**DIRECTIONS**: Please output the records below in full, exactly as given, but without the images.

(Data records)
* * * * *

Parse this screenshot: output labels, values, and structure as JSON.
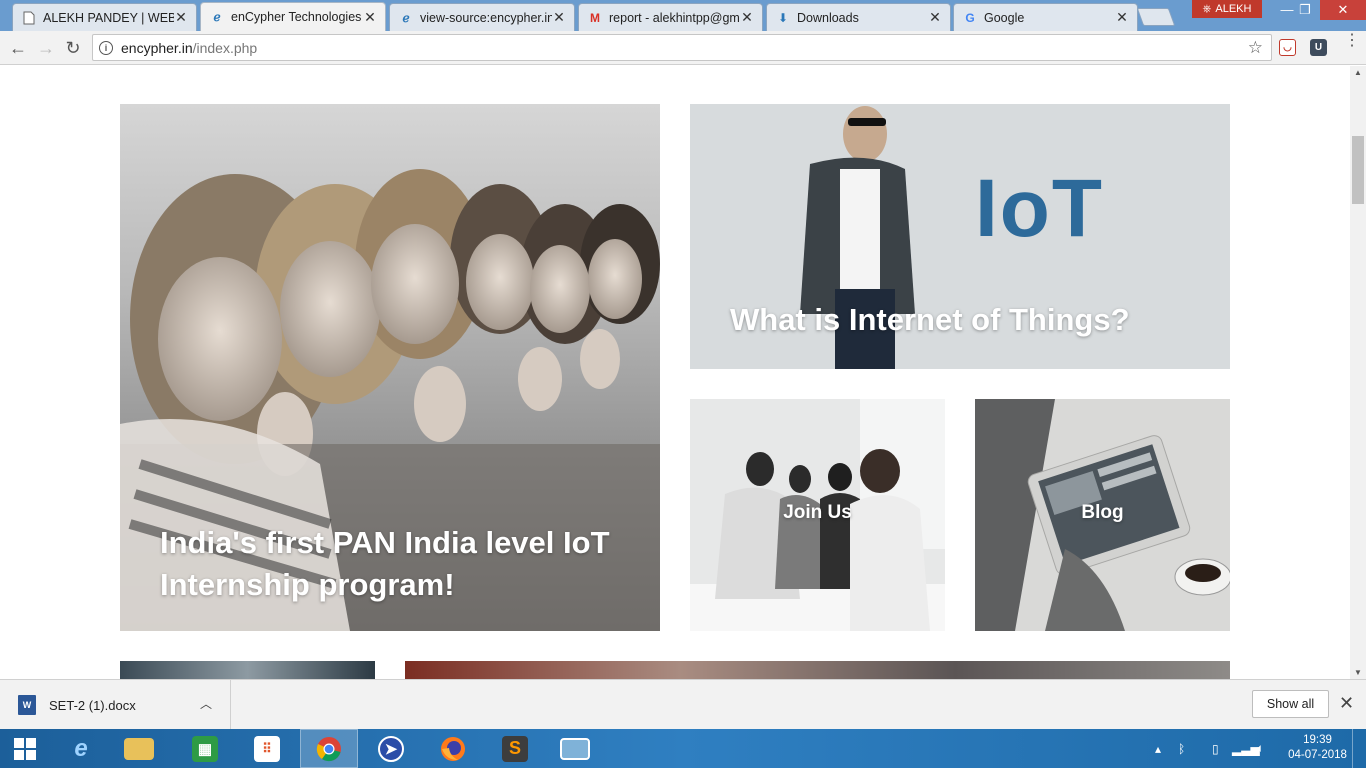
{
  "browser": {
    "tabs": [
      {
        "title": "ALEKH PANDEY | WEB D",
        "icon": "page-icon"
      },
      {
        "title": "enCypher Technologies",
        "icon": "encypher-icon",
        "active": true
      },
      {
        "title": "view-source:encypher.in",
        "icon": "encypher-icon"
      },
      {
        "title": "report - alekhintpp@gm",
        "icon": "gmail-icon"
      },
      {
        "title": "Downloads",
        "icon": "download-icon"
      },
      {
        "title": "Google",
        "icon": "google-icon"
      }
    ],
    "profile_name": "ALEKH",
    "url_host": "encypher.in",
    "url_path": "/index.php"
  },
  "page": {
    "cards": {
      "internship": "India's first PAN India level IoT Internship program!",
      "iot": "What is Internet of Things?",
      "iot_sign": "IoT",
      "join": "Join Us",
      "blog": "Blog"
    }
  },
  "downloads": {
    "file_name": "SET-2 (1).docx",
    "file_type_badge": "W",
    "show_all_label": "Show all"
  },
  "taskbar": {
    "time": "19:39",
    "date": "04-07-2018"
  },
  "colors": {
    "tabstrip": "#6a9ccf",
    "taskbar": "#2f7fc1",
    "close_button": "#c8413a",
    "gmail": "#d93025",
    "sublime": "#ff9800"
  }
}
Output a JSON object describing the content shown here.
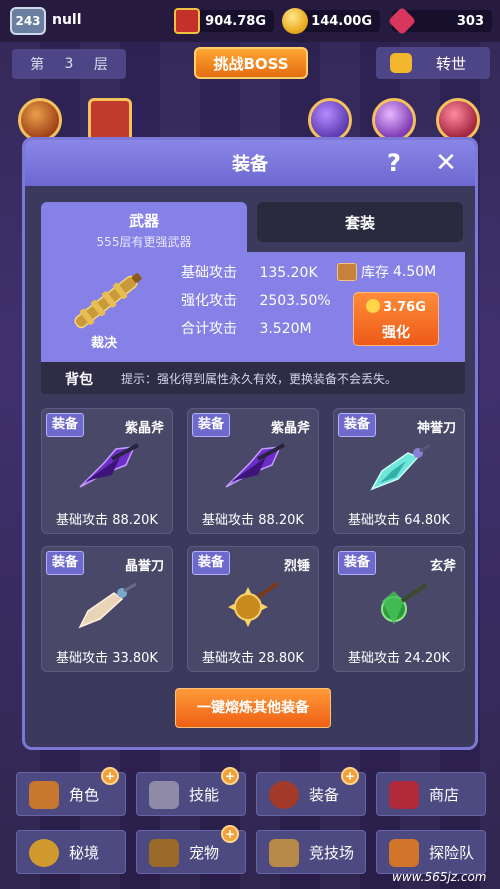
{
  "top": {
    "level": "243",
    "player_name": "null",
    "cash": "904.78G",
    "gold": "144.00G",
    "gems": "303",
    "floor_prefix": "第",
    "floor_number": "3",
    "floor_suffix": "层",
    "boss_button": "挑战BOSS",
    "rebirth_button": "转世"
  },
  "modal": {
    "title": "装备",
    "help": "?",
    "close": "✕",
    "tabs": {
      "weapon": "武器",
      "weapon_sub": "555层有更强武器",
      "set": "套装"
    },
    "weapon": {
      "name": "裁决",
      "stats": [
        {
          "label": "基础攻击",
          "value": "135.20K"
        },
        {
          "label": "强化攻击",
          "value": "2503.50%"
        },
        {
          "label": "合计攻击",
          "value": "3.520M"
        }
      ],
      "stock_label": "库存",
      "stock_value": "4.50M",
      "upgrade_cost": "3.76G",
      "upgrade_label": "强化"
    },
    "bag": {
      "title": "背包",
      "hint": "提示：强化得到属性永久有效，更换装备不会丢失。"
    },
    "items": [
      {
        "name": "紫晶斧",
        "atk_label": "基础攻击",
        "atk": "88.20K",
        "equip": "装备",
        "color": "#7a3fd6"
      },
      {
        "name": "紫晶斧",
        "atk_label": "基础攻击",
        "atk": "88.20K",
        "equip": "装备",
        "color": "#7a3fd6"
      },
      {
        "name": "神誉刀",
        "atk_label": "基础攻击",
        "atk": "64.80K",
        "equip": "装备",
        "color": "#5fd9d0"
      },
      {
        "name": "晶誉刀",
        "atk_label": "基础攻击",
        "atk": "33.80K",
        "equip": "装备",
        "color": "#e0c8a8"
      },
      {
        "name": "烈锤",
        "atk_label": "基础攻击",
        "atk": "28.80K",
        "equip": "装备",
        "color": "#d09a2a"
      },
      {
        "name": "玄斧",
        "atk_label": "基础攻击",
        "atk": "24.20K",
        "equip": "装备",
        "color": "#3cab45"
      }
    ],
    "smelt_button": "一键熔炼其他装备"
  },
  "nav": [
    {
      "label": "角色",
      "icon": "character-icon",
      "plus": true
    },
    {
      "label": "技能",
      "icon": "skill-book-icon",
      "plus": true
    },
    {
      "label": "装备",
      "icon": "equipment-shield-icon",
      "plus": true
    },
    {
      "label": "商店",
      "icon": "shop-chest-icon",
      "plus": false
    },
    {
      "label": "秘境",
      "icon": "secret-realm-icon",
      "plus": false
    },
    {
      "label": "宠物",
      "icon": "pet-icon",
      "plus": true
    },
    {
      "label": "竞技场",
      "icon": "arena-swords-icon",
      "plus": false
    },
    {
      "label": "探险队",
      "icon": "expedition-icon",
      "plus": false
    }
  ],
  "watermark": "www.565jz.com"
}
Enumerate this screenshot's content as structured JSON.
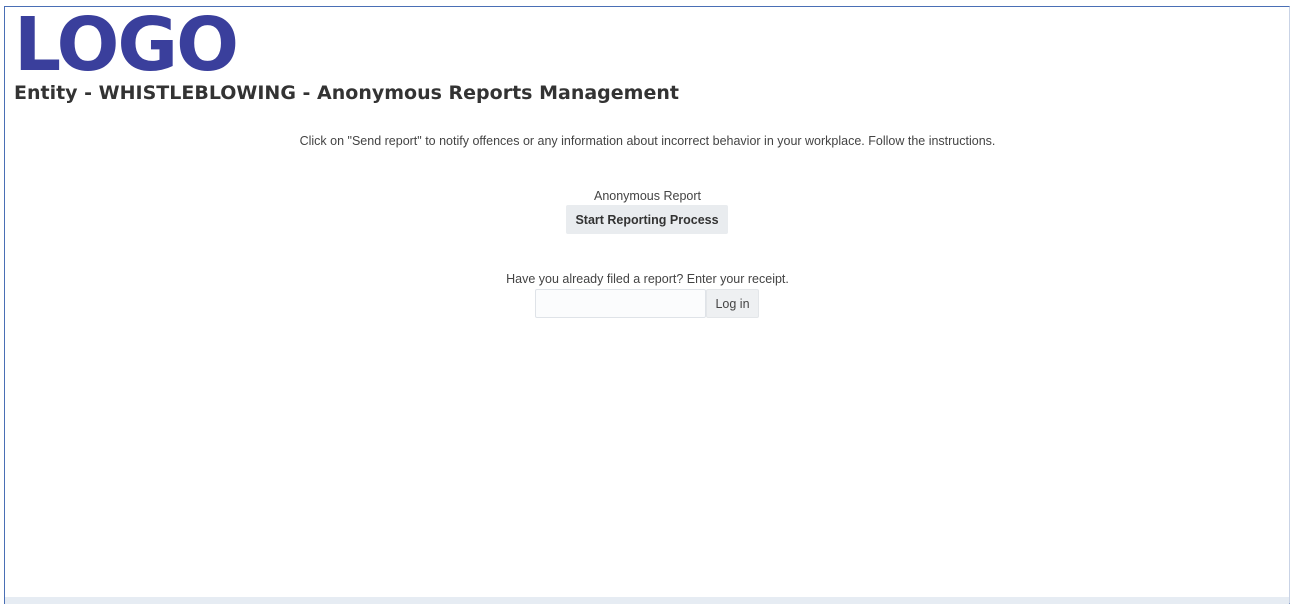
{
  "header": {
    "logo_text": "LOGO",
    "title": "Entity - WHISTLEBLOWING - Anonymous Reports Management"
  },
  "main": {
    "intro_text": "Click on \"Send report\" to notify offences or any information about incorrect behavior in your workplace. Follow the instructions.",
    "anonymous_report": {
      "label": "Anonymous Report",
      "start_button_label": "Start Reporting Process"
    },
    "receipt_login": {
      "prompt": "Have you already filed a report? Enter your receipt.",
      "input_value": "",
      "login_button_label": "Log in"
    }
  },
  "colors": {
    "logo": "#3a3f9c",
    "frame_border": "#4a6fb5",
    "button_bg": "#e9ecef"
  }
}
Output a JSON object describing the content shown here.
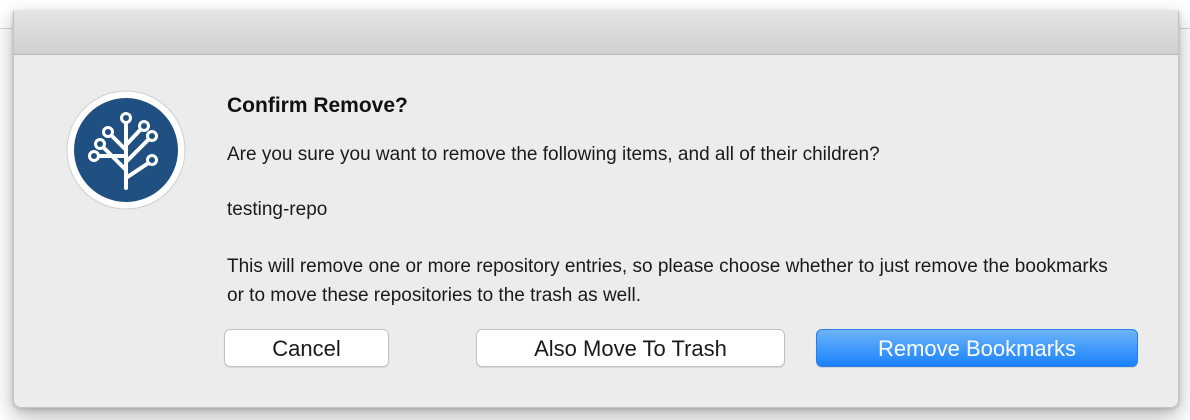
{
  "dialog": {
    "title": "Confirm Remove?",
    "question": "Are you sure you want to remove the following items, and all of their children?",
    "item": "testing-repo",
    "explanation": "This will remove one or more repository entries, so please choose whether to just remove the bookmarks or to move these repositories to the trash as well."
  },
  "buttons": {
    "cancel": "Cancel",
    "trash": "Also Move To Trash",
    "remove": "Remove Bookmarks"
  },
  "icon": {
    "name": "sourcetree-app-icon",
    "color": "#205081"
  }
}
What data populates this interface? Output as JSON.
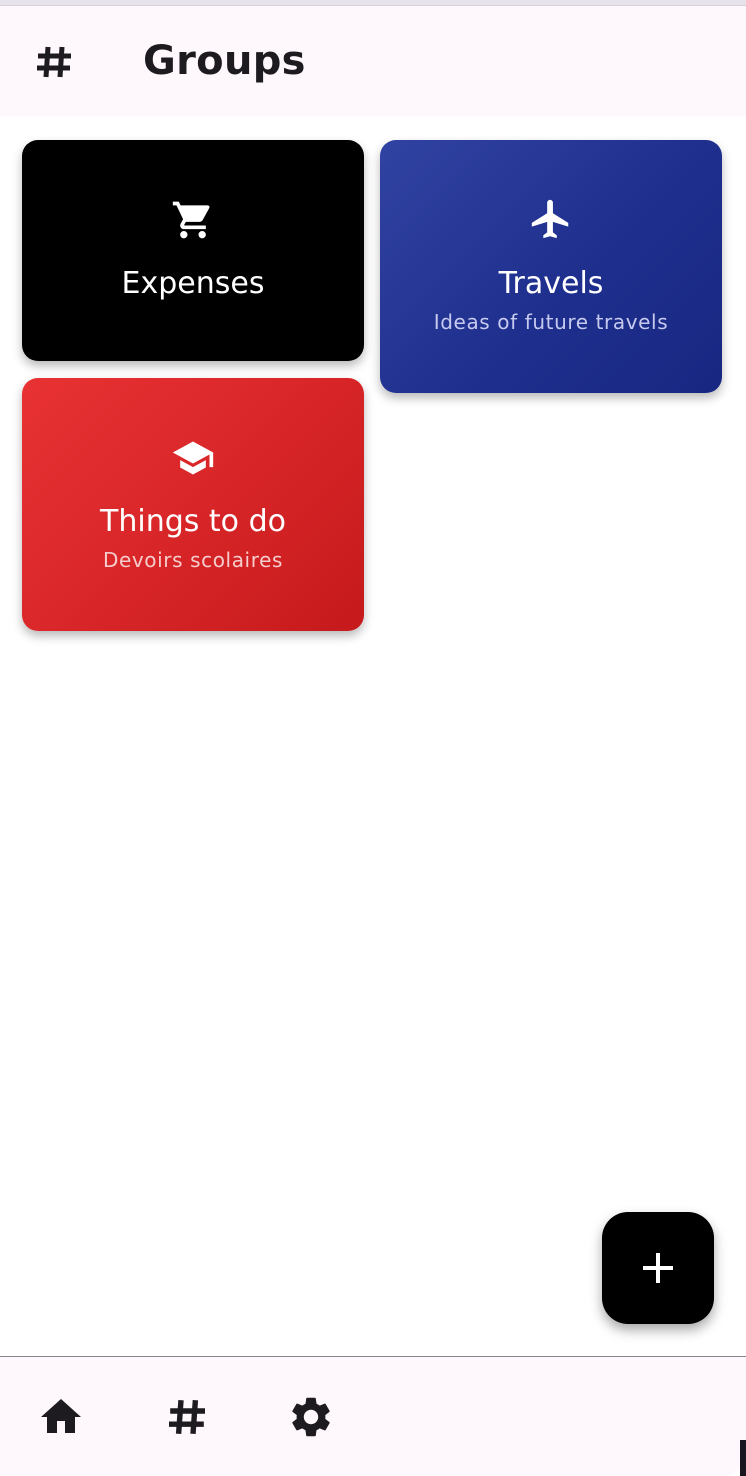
{
  "appbar": {
    "title": "Groups",
    "leading_icon": "hashtag-icon"
  },
  "groups": [
    {
      "title": "Expenses",
      "subtitle": "",
      "icon": "shopping-cart-icon",
      "color": "#000000"
    },
    {
      "title": "Travels",
      "subtitle": "Ideas of future travels",
      "icon": "airplane-icon",
      "color": "#1f2f8e"
    },
    {
      "title": "Things to do",
      "subtitle": "Devoirs scolaires",
      "icon": "graduation-cap-icon",
      "color": "#d72527"
    }
  ],
  "fab": {
    "icon": "plus-icon",
    "color": "#000000"
  },
  "bottom_nav": [
    {
      "icon": "home-icon"
    },
    {
      "icon": "hashtag-icon"
    },
    {
      "icon": "settings-gear-icon"
    }
  ],
  "colors": {
    "bar_background": "#fef7fb",
    "text_primary": "#1d1b20",
    "travels_subtitle": "#c6caef",
    "todo_subtitle": "#f6cccc"
  }
}
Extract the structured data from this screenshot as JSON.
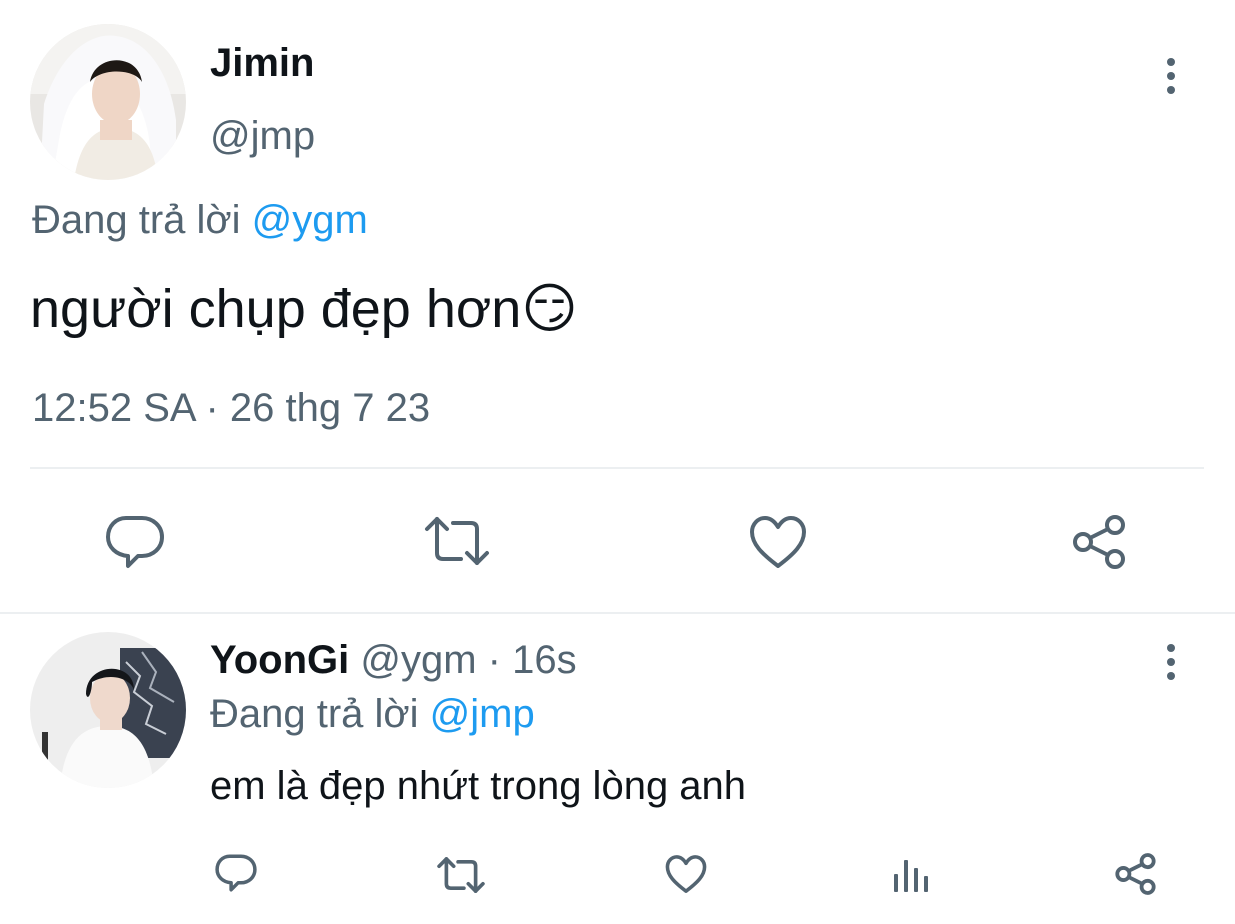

* * * * *

**OUTPUT FOR THIS TASK**:
Parse this screenshot: output labels, values, and structure as JSON.
{
  "browser": {
    "tabs": [
      {
        "title": "ALEKH PANDEY | WEB D",
        "icon": "page-icon"
      },
      {
        "title": "enCypher Technologies",
        "icon": "encypher-icon",
        "active": true
      },
      {
        "title": "view-source:encypher.in",
        "icon": "encypher-icon"
      },
      {
        "title": "report - alekhintpp@gm",
        "icon": "gmail-icon"
      },
      {
        "title": "Downloads",
        "icon": "download-icon"
      },
      {
        "title": "Google",
        "icon": "google-icon"
      }
    ],
    "profile_name": "ALEKH",
    "url_host": "encypher.in",
    "url_path": "/index.php"
  },
  "page": {
    "cards": {
      "internship": "India's first PAN India level IoT Internship program!",
      "iot": "What is Internet of Things?",
      "iot_sign": "IoT",
      "join": "Join Us",
      "blog": "Blog"
    }
  },
  "downloads": {
    "file_name": "SET-2 (1).docx",
    "file_type_badge": "W",
    "show_all_label": "Show all"
  },
  "taskbar": {
    "time": "19:39",
    "date": "04-07-2018"
  },
  "colors": {
    "tabstrip": "#6a9ccf",
    "taskbar": "#2f7fc1",
    "close_button": "#c8413a",
    "gmail": "#d93025",
    "sublime": "#ff9800"
  }
}
Output a JSON object describing the content shown here.
{
  "top": {
    "level": "243",
    "player_name": "null",
    "cash": "904.78G",
    "gold": "144.00G",
    "gems": "303",
    "floor_prefix": "第",
    "floor_number": "3",
    "floor_suffix": "层",
    "boss_button": "挑战BOSS",
    "rebirth_button": "转世"
  },
  "modal": {
    "title": "装备",
    "help": "?",
    "close": "✕",
    "tabs": {
      "weapon": "武器",
      "weapon_sub": "555层有更强武器",
      "set": "套装"
    },
    "weapon": {
      "name": "裁决",
      "stats": [
        {
          "label": "基础攻击",
          "value": "135.20K"
        },
        {
          "label": "强化攻击",
          "value": "2503.50%"
        },
        {
          "label": "合计攻击",
          "value": "3.520M"
        }
      ],
      "stock_label": "库存",
      "stock_value": "4.50M",
      "upgrade_cost": "3.76G",
      "upgrade_label": "强化"
    },
    "bag": {
      "title": "背包",
      "hint": "提示：强化得到属性永久有效，更换装备不会丢失。"
    },
    "items": [
      {
        "name": "紫晶斧",
        "atk_label": "基础攻击",
        "atk": "88.20K",
        "equip": "装备",
        "color": "#7a3fd6"
      },
      {
        "name": "紫晶斧",
        "atk_label": "基础攻击",
        "atk": "88.20K",
        "equip": "装备",
        "color": "#7a3fd6"
      },
      {
        "name": "神誉刀",
        "atk_label": "基础攻击",
        "atk": "64.80K",
        "equip": "装备",
        "color": "#5fd9d0"
      },
      {
        "name": "晶誉刀",
        "atk_label": "基础攻击",
        "atk": "33.80K",
        "equip": "装备",
        "color": "#e0c8a8"
      },
      {
        "name": "烈锤",
        "atk_label": "基础攻击",
        "atk": "28.80K",
        "equip": "装备",
        "color": "#d09a2a"
      },
      {
        "name": "玄斧",
        "atk_label": "基础攻击",
        "atk": "24.20K",
        "equip": "装备",
        "color": "#3cab45"
      }
    ],
    "smelt_button": "一键熔炼其他装备"
  },
  "nav": [
    {
      "label": "角色",
      "icon": "character-icon",
      "plus": true
    },
    {
      "label": "技能",
      "icon": "skill-book-icon",
      "plus": true
    },
    {
      "label": "装备",
      "icon": "equipment-shield-icon",
      "plus": true
    },
    {
      "label": "商店",
      "icon": "shop-chest-icon",
      "plus": false
    },
    {
      "label": "秘境",
      "icon": "secret-realm-icon",
      "plus": false
    },
    {
      "label": "宠物",
      "icon": "pet-icon",
      "plus": true
    },
    {
      "label": "竞技场",
      "icon": "arena-swords-icon",
      "plus": false
    },
    {
      "label": "探险队",
      "icon": "expedition-icon",
      "plus": false
    }
  ],
  "watermark": "www.565jz.com"
}
Enumerate this screenshot's content as structured JSON.
{
  "header": {
    "logo_text": "LOGO",
    "title": "Entity - WHISTLEBLOWING - Anonymous Reports Management"
  },
  "main": {
    "intro_text": "Click on \"Send report\" to notify offences or any information about incorrect behavior in your workplace. Follow the instructions.",
    "anonymous_report": {
      "label": "Anonymous Report",
      "start_button_label": "Start Reporting Process"
    },
    "receipt_login": {
      "prompt": "Have you already filed a report? Enter your receipt.",
      "input_value": "",
      "login_button_label": "Log in"
    }
  },
  "colors": {
    "logo": "#3a3f9c",
    "frame_border": "#4a6fb5",
    "button_bg": "#e9ecef"
  }
}
Output a JSON object describing the content shown here.
{
  "dialog": {
    "title": "Confirm Remove?",
    "question": "Are you sure you want to remove the following items, and all of their children?",
    "item": "testing-repo",
    "explanation": "This will remove one or more repository entries, so please choose whether to just remove the bookmarks or to move these repositories to the trash as well."
  },
  "buttons": {
    "cancel": "Cancel",
    "trash": "Also Move To Trash",
    "remove": "Remove Bookmarks"
  },
  "icon": {
    "name": "sourcetree-app-icon",
    "color": "#205081"
  }
}
What data populates this interface? Output as JSON.
{
  "appbar": {
    "title": "Groups",
    "leading_icon": "hashtag-icon"
  },
  "groups": [
    {
      "title": "Expenses",
      "subtitle": "",
      "icon": "shopping-cart-icon",
      "color": "#000000"
    },
    {
      "title": "Travels",
      "subtitle": "Ideas of future travels",
      "icon": "airplane-icon",
      "color": "#1f2f8e"
    },
    {
      "title": "Things to do",
      "subtitle": "Devoirs scolaires",
      "icon": "graduation-cap-icon",
      "color": "#d72527"
    }
  ],
  "fab": {
    "icon": "plus-icon",
    "color": "#000000"
  },
  "bottom_nav": [
    {
      "icon": "home-icon"
    },
    {
      "icon": "hashtag-icon"
    },
    {
      "icon": "settings-gear-icon"
    }
  ],
  "colors": {
    "bar_background": "#fef7fb",
    "text_primary": "#1d1b20",
    "travels_subtitle": "#c6caef",
    "todo_subtitle": "#f6cccc"
  }
}
Extract the structured data from this screenshot as JSON.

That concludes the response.